→ **INSTRUCTIONS FOR THE TASK**: Copy out all the entries word for word.

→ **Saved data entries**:
-=-=-=-=-
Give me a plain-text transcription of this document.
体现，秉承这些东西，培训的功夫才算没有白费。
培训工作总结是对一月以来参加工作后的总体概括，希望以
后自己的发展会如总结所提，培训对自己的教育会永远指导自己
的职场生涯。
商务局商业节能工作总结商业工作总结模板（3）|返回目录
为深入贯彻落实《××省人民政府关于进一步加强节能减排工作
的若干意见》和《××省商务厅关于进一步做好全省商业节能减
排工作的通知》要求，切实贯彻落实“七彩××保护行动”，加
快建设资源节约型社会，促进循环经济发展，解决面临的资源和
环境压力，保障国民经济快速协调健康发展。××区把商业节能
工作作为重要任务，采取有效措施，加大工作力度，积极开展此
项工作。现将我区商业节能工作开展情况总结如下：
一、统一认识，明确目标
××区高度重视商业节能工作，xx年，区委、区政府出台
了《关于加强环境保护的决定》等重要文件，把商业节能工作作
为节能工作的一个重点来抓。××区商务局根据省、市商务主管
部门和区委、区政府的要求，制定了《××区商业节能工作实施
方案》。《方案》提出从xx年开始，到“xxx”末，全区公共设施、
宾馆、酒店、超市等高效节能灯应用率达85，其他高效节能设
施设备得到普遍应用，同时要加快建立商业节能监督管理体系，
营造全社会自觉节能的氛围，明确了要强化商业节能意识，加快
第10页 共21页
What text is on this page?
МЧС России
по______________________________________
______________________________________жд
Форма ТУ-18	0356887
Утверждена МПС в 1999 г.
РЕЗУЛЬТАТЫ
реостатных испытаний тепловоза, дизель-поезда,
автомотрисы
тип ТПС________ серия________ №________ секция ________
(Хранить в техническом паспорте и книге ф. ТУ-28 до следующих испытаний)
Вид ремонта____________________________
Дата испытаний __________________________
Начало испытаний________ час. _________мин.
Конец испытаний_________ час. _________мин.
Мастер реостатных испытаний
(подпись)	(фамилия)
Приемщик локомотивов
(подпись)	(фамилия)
-=-=-=-=-
→ **REPLY TO THE TASK**:
Give me a plain-text transcription of this document.
体现，秉承这些东西，培训的功夫才算没有白费。
培训工作总结是对一月以来参加工作后的总体概括，希望以
后自己的发展会如总结所提，培训对自己的教育会永远指导自己
的职场生涯。
商务局商业节能工作总结商业工作总结模板（3）|返回目录
为深入贯彻落实《××省人民政府关于进一步加强节能减排工作
的若干意见》和《××省商务厅关于进一步做好全省商业节能减
排工作的通知》要求，切实贯彻落实“七彩××保护行动”，加
快建设资源节约型社会，促进循环经济发展，解决面临的资源和
环境压力，保障国民经济快速协调健康发展。××区把商业节能
工作作为重要任务，采取有效措施，加大工作力度，积极开展此
项工作。现将我区商业节能工作开展情况总结如下：
一、统一认识，明确目标
××区高度重视商业节能工作，xx年，区委、区政府出台
了《关于加强环境保护的决定》等重要文件，把商业节能工作作
为节能工作的一个重点来抓。××区商务局根据省、市商务主管
部门和区委、区政府的要求，制定了《××区商业节能工作实施
方案》。《方案》提出从xx年开始，到“xxx”末，全区公共设施、
宾馆、酒店、超市等高效节能灯应用率达85，其他高效节能设
施设备得到普遍应用，同时要加快建立商业节能监督管理体系，
营造全社会自觉节能的氛围，明确了要强化商业节能意识，加快
第10页 共21页
What text is on this page?
МЧС России
по______________________________________
______________________________________жд
Форма ТУ-18	0356887
Утверждена МПС в 1999 г.
РЕЗУЛЬТАТЫ
реостатных испытаний тепловоза, дизель-поезда,
автомотрисы
тип ТПС________ серия________ №________ секция ________
(Хранить в техническом паспорте и книге ф. ТУ-28 до следующих испытаний)
Вид ремонта____________________________
Дата испытаний __________________________
Начало испытаний________ час. _________мин.
Конец испытаний_________ час. _________мин.
Мастер реостатных испытаний
(подпись)	(фамилия)
Приемщик локомотивов
(подпись)	(фамилия)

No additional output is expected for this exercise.